Data extract ->
^^^^^^^^
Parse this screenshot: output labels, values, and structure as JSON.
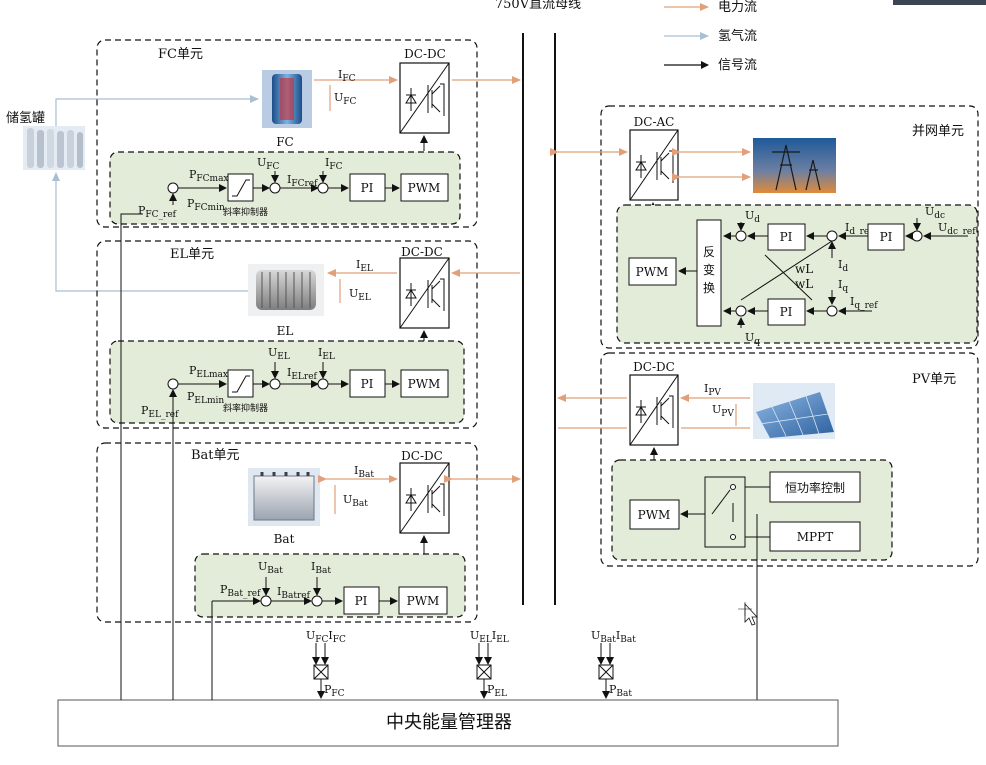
{
  "top_bus_label": "750V直流母线",
  "legend": [
    {
      "label": "电力流",
      "color": "#e0a07a"
    },
    {
      "label": "氢气流",
      "color": "#a9bfd3"
    },
    {
      "label": "信号流",
      "color": "#111111"
    }
  ],
  "tank_label": "储氢罐",
  "units": {
    "fc": {
      "title": "FC单元",
      "device": "FC",
      "converter": "DC-DC",
      "i": "I",
      "i_sub": "FC",
      "u": "U",
      "u_sub": "FC",
      "ctrl": {
        "pmax": "P",
        "pmax_sub": "FCmax",
        "pmin": "P",
        "pmin_sub": "FCmin",
        "pref": "P",
        "pref_sub": "FC_ref",
        "limiter": "斜率抑制器",
        "ufb": "U",
        "ufb_sub": "FC",
        "iref": "I",
        "iref_sub": "FCref",
        "ifb": "I",
        "ifb_sub": "FC",
        "pi": "PI",
        "pwm": "PWM"
      }
    },
    "el": {
      "title": "EL单元",
      "device": "EL",
      "converter": "DC-DC",
      "i": "I",
      "i_sub": "EL",
      "u": "U",
      "u_sub": "EL",
      "ctrl": {
        "pmax": "P",
        "pmax_sub": "ELmax",
        "pmin": "P",
        "pmin_sub": "ELmin",
        "pref": "P",
        "pref_sub": "EL_ref",
        "limiter": "斜率抑制器",
        "ufb": "U",
        "ufb_sub": "EL",
        "iref": "I",
        "iref_sub": "ELref",
        "ifb": "I",
        "ifb_sub": "EL",
        "pi": "PI",
        "pwm": "PWM"
      }
    },
    "bat": {
      "title": "Bat单元",
      "device": "Bat",
      "converter": "DC-DC",
      "i": "I",
      "i_sub": "Bat",
      "u": "U",
      "u_sub": "Bat",
      "ctrl": {
        "pref": "P",
        "pref_sub": "Bat_ref",
        "ufb": "U",
        "ufb_sub": "Bat",
        "iref": "I",
        "iref_sub": "Batref",
        "ifb": "I",
        "ifb_sub": "Bat",
        "pi": "PI",
        "pwm": "PWM"
      }
    },
    "grid": {
      "title": "并网单元",
      "converter": "DC-AC",
      "ctrl": {
        "ud": "U",
        "ud_sub": "d",
        "uq": "U",
        "uq_sub": "q",
        "udc": "U",
        "udc_sub": "dc",
        "udcref": "U",
        "udcref_sub": "dc_ref",
        "idref": "I",
        "idref_sub": "d_ref",
        "id": "I",
        "id_sub": "d",
        "iq": "I",
        "iq_sub": "q",
        "iqref": "I",
        "iqref_sub": "q_ref",
        "wl1": "wL",
        "wl2": "wL",
        "pi1": "PI",
        "pi2": "PI",
        "pi3": "PI",
        "inv": "反变换",
        "pwm": "PWM"
      }
    },
    "pv": {
      "title": "PV单元",
      "converter": "DC-DC",
      "i": "I",
      "i_sub": "PV",
      "u": "U",
      "u_sub": "PV",
      "ctrl": {
        "const": "恒功率控制",
        "mppt": "MPPT",
        "pwm": "PWM"
      }
    }
  },
  "manager": {
    "label": "中央能量管理器",
    "inputs": [
      {
        "u": "U",
        "u_sub": "FC",
        "i": "I",
        "i_sub": "FC",
        "p": "P",
        "p_sub": "FC"
      },
      {
        "u": "U",
        "u_sub": "EL",
        "i": "I",
        "i_sub": "EL",
        "p": "P",
        "p_sub": "EL"
      },
      {
        "u": "U",
        "u_sub": "Bat",
        "i": "I",
        "i_sub": "Bat",
        "p": "P",
        "p_sub": "Bat"
      }
    ]
  }
}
^^^^^^^^
Aim of the task ->
Copy out each line that contains the word "color".

Solved problem ->
      "color": "#e0a07a"
      "color": "#a9bfd3"
      "color": "#111111"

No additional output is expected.